>> begin Source data

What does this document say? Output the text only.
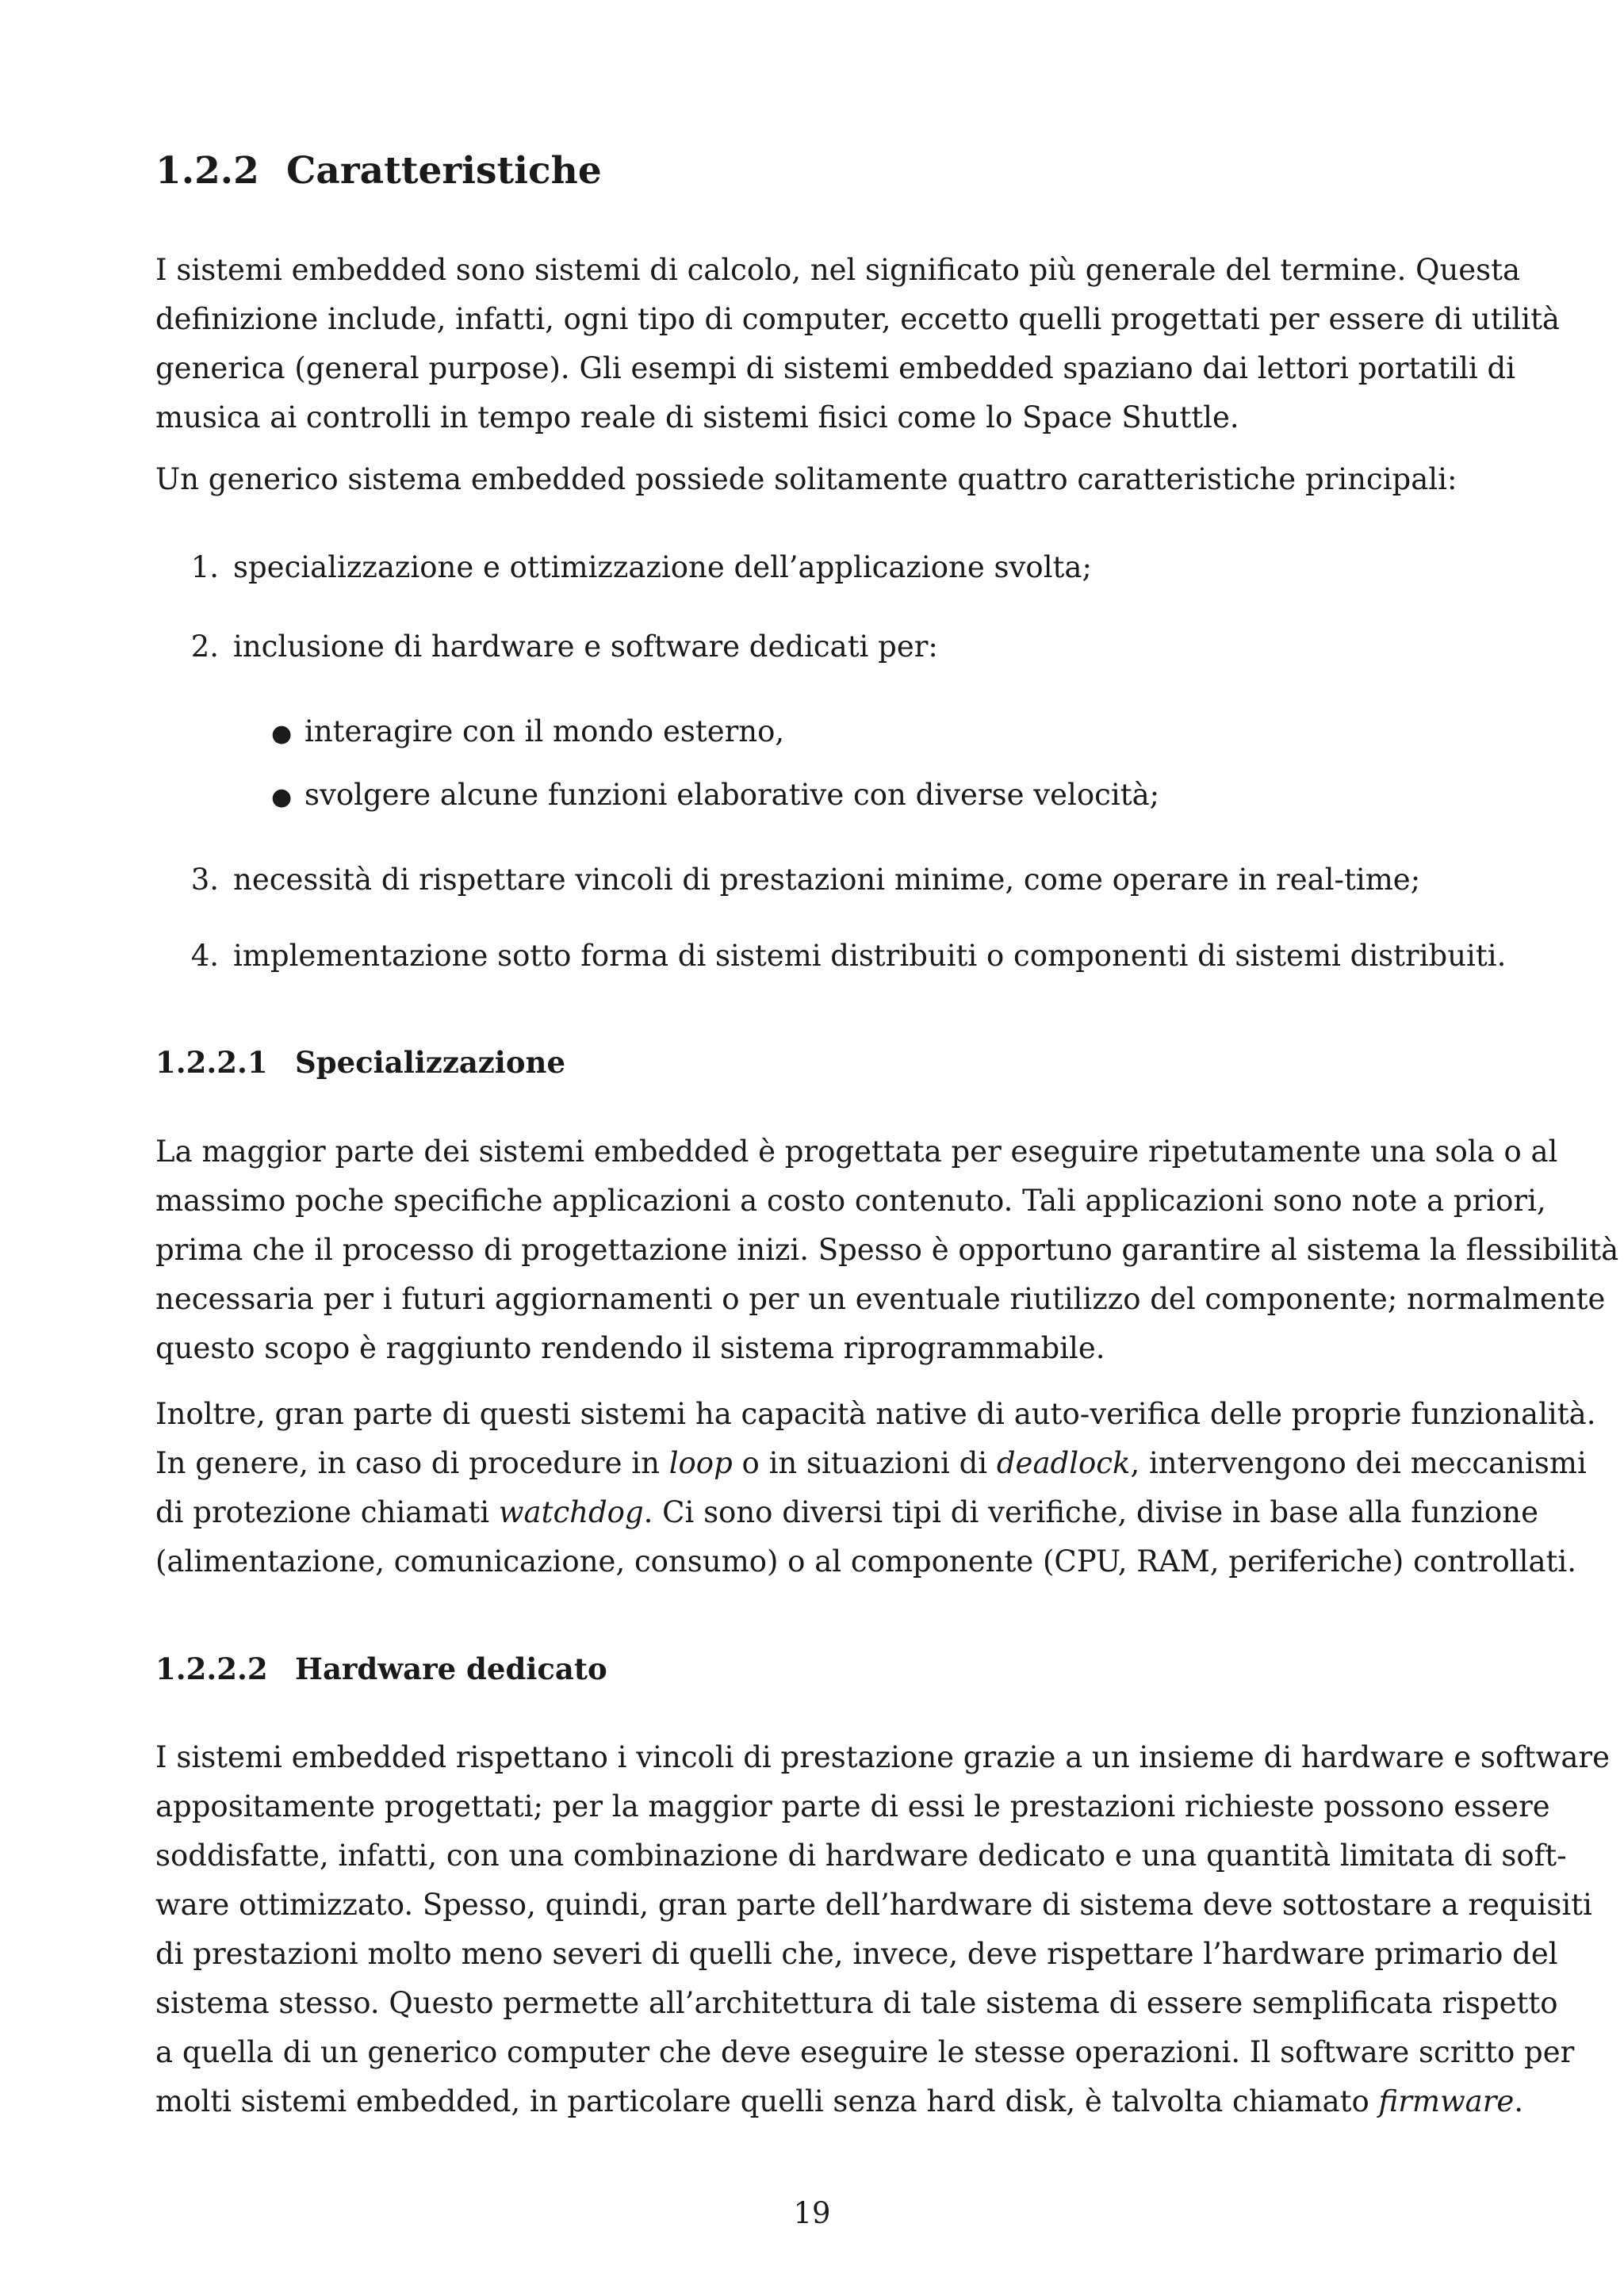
1.2.2 Caratteristiche
I sistemi embedded sono sistemi di calcolo, nel significato più generale del termine. Questa
definizione include, infatti, ogni tipo di computer, eccetto quelli progettati per essere di utilità
generica (general purpose). Gli esempi di sistemi embedded spaziano dai lettori portatili di
musica ai controlli in tempo reale di sistemi fisici come lo Space Shuttle.
Un generico sistema embedded possiede solitamente quattro caratteristiche principali:
1. specializzazione e ottimizzazione dell’applicazione svolta;
2. inclusione di hardware e software dedicati per:
● interagire con il mondo esterno,
● svolgere alcune funzioni elaborative con diverse velocità;
3. necessità di rispettare vincoli di prestazioni minime, come operare in real-time;
4. implementazione sotto forma di sistemi distribuiti o componenti di sistemi distribuiti.
1.2.2.1 Specializzazione
La maggior parte dei sistemi embedded è progettata per eseguire ripetutamente una sola o al
massimo poche specifiche applicazioni a costo contenuto. Tali applicazioni sono note a priori,
prima che il processo di progettazione inizi. Spesso è opportuno garantire al sistema la flessibilità
necessaria per i futuri aggiornamenti o per un eventuale riutilizzo del componente; normalmente
questo scopo è raggiunto rendendo il sistema riprogrammabile.
Inoltre, gran parte di questi sistemi ha capacità native di auto-verifica delle proprie funzionalità.
In genere, in caso di procedure in loop o in situazioni di deadlock, intervengono dei meccanismi
di protezione chiamati watchdog. Ci sono diversi tipi di verifiche, divise in base alla funzione
(alimentazione, comunicazione, consumo) o al componente (CPU, RAM, periferiche) controllati.
1.2.2.2 Hardware dedicato
I sistemi embedded rispettano i vincoli di prestazione grazie a un insieme di hardware e software
appositamente progettati; per la maggior parte di essi le prestazioni richieste possono essere
soddisfatte, infatti, con una combinazione di hardware dedicato e una quantità limitata di soft-
ware ottimizzato. Spesso, quindi, gran parte dell’hardware di sistema deve sottostare a requisiti
di prestazioni molto meno severi di quelli che, invece, deve rispettare l’hardware primario del
sistema stesso. Questo permette all’architettura di tale sistema di essere semplificata rispetto
a quella di un generico computer che deve eseguire le stesse operazioni. Il software scritto per
molti sistemi embedded, in particolare quelli senza hard disk, è talvolta chiamato firmware.
19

>> end Source data

In the material above, show every line where the word "componente" turns up.

**Correct answer:**
necessaria per i futuri aggiornamenti o per un eventuale riutilizzo del componente; normalmente
(alimentazione, comunicazione, consumo) o al componente (CPU, RAM, periferiche) controllati.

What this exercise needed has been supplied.